◆ Data for processing
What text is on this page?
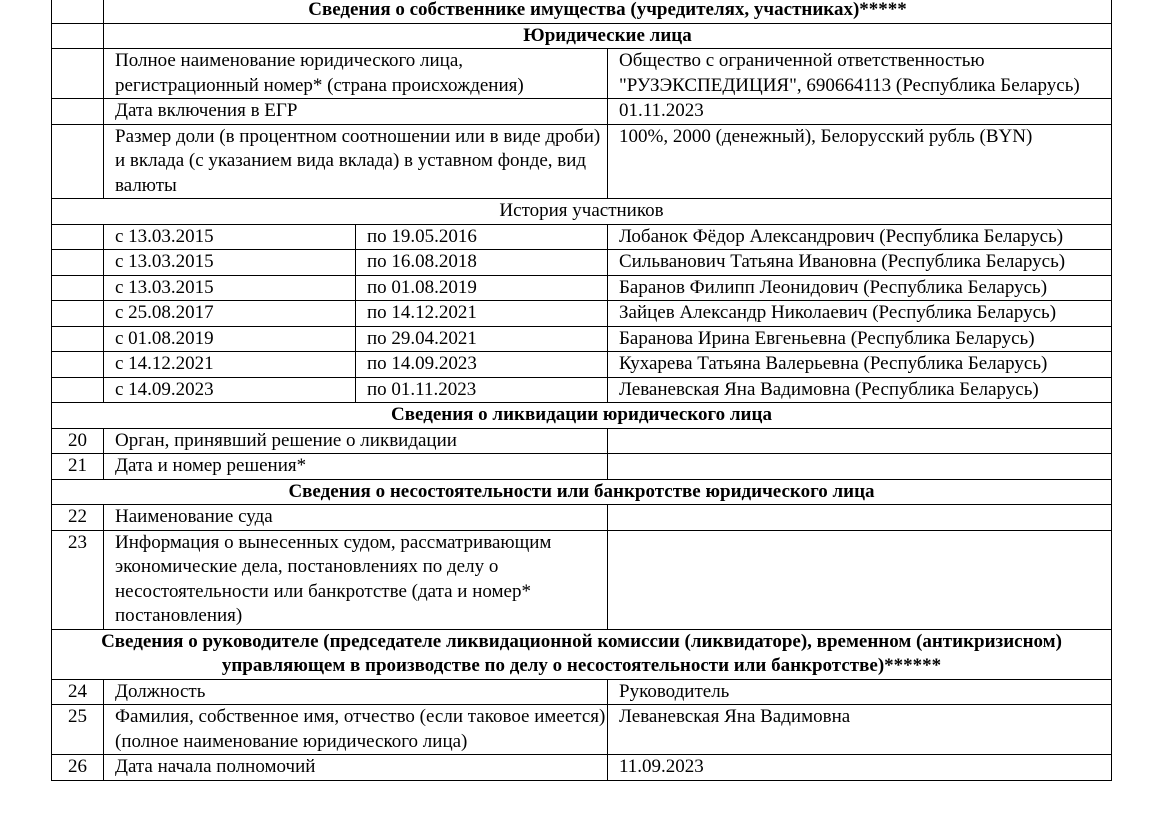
	Сведения о собственнике имущества (учредителях, участниках)*****		
	Юридические лица		
	Полное наименование юридического лица, регистрационный номер* (страна происхождения)		Общество с ограниченной ответственностью "РУЗЭКСПЕДИЦИЯ", 690664113 (Республика Беларусь)
	Дата включения в ЕГР		01.11.2023
	Размер доли (в процентном соотношении или в виде дроби) и вклада (с указанием вида вклада) в уставном фонде, вид валюты		100%, 2000 (денежный), Белорусский рубль (BYN)
История участников			
	с 13.03.2015	по 19.05.2016	Лобанок Фёдор Александрович (Республика Беларусь)
	с 13.03.2015	по 16.08.2018	Сильванович Татьяна Ивановна (Республика Беларусь)
	с 13.03.2015	по 01.08.2019	Баранов Филипп Леонидович (Республика Беларусь)
	с 25.08.2017	по 14.12.2021	Зайцев Александр Николаевич (Республика Беларусь)
	с 01.08.2019	по 29.04.2021	Баранова Ирина Евгеньевна (Республика Беларусь)
	с 14.12.2021	по 14.09.2023	Кухарева Татьяна Валерьевна (Республика Беларусь)
	с 14.09.2023	по 01.11.2023	Леваневская Яна Вадимовна (Республика Беларусь)
Сведения о ликвидации юридического лица			
20	Орган, принявший решение о ликвидации		
21	Дата и номер решения*		
Сведения о несостоятельности или банкротстве юридического лица			
22	Наименование суда		
23	Информация о вынесенных судом, рассматривающим экономические дела, постановлениях по делу о несостоятельности или банкротстве (дата и номер* постановления)		
Сведения о руководителе (председателе ликвидационной комиссии (ликвидаторе), временном (антикризисном) управляющем в производстве по делу о несостоятельности или банкротстве)******			
24	Должность		Руководитель
25	Фамилия, собственное имя, отчество (если таковое имеется) (полное наименование юридического лица)		Леваневская Яна Вадимовна
26	Дата начала полномочий		11.09.2023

◆ What the exercise asks
Output all the records, word for word, with no pictures in the copy.

◆ Answer for this exercise
What text is on this page?
	Сведения о собственнике имущества (учредителях, участниках)*****		
	Юридические лица		
	Полное наименование юридического лица, регистрационный номер* (страна происхождения)		Общество с ограниченной ответственностью "РУЗЭКСПЕДИЦИЯ", 690664113 (Республика Беларусь)
	Дата включения в ЕГР		01.11.2023
	Размер доли (в процентном соотношении или в виде дроби) и вклада (с указанием вида вклада) в уставном фонде, вид валюты		100%, 2000 (денежный), Белорусский рубль (BYN)
История участников			
	с 13.03.2015	по 19.05.2016	Лобанок Фёдор Александрович (Республика Беларусь)
	с 13.03.2015	по 16.08.2018	Сильванович Татьяна Ивановна (Республика Беларусь)
	с 13.03.2015	по 01.08.2019	Баранов Филипп Леонидович (Республика Беларусь)
	с 25.08.2017	по 14.12.2021	Зайцев Александр Николаевич (Республика Беларусь)
	с 01.08.2019	по 29.04.2021	Баранова Ирина Евгеньевна (Республика Беларусь)
	с 14.12.2021	по 14.09.2023	Кухарева Татьяна Валерьевна (Республика Беларусь)
	с 14.09.2023	по 01.11.2023	Леваневская Яна Вадимовна (Республика Беларусь)
Сведения о ликвидации юридического лица			
20	Орган, принявший решение о ликвидации		
21	Дата и номер решения*		
Сведения о несостоятельности или банкротстве юридического лица			
22	Наименование суда		
23	Информация о вынесенных судом, рассматривающим экономические дела, постановлениях по делу о несостоятельности или банкротстве (дата и номер* постановления)		
Сведения о руководителе (председателе ликвидационной комиссии (ликвидаторе), временном (антикризисном) управляющем в производстве по делу о несостоятельности или банкротстве)******			
24	Должность		Руководитель
25	Фамилия, собственное имя, отчество (если таковое имеется) (полное наименование юридического лица)		Леваневская Яна Вадимовна
26	Дата начала полномочий		11.09.2023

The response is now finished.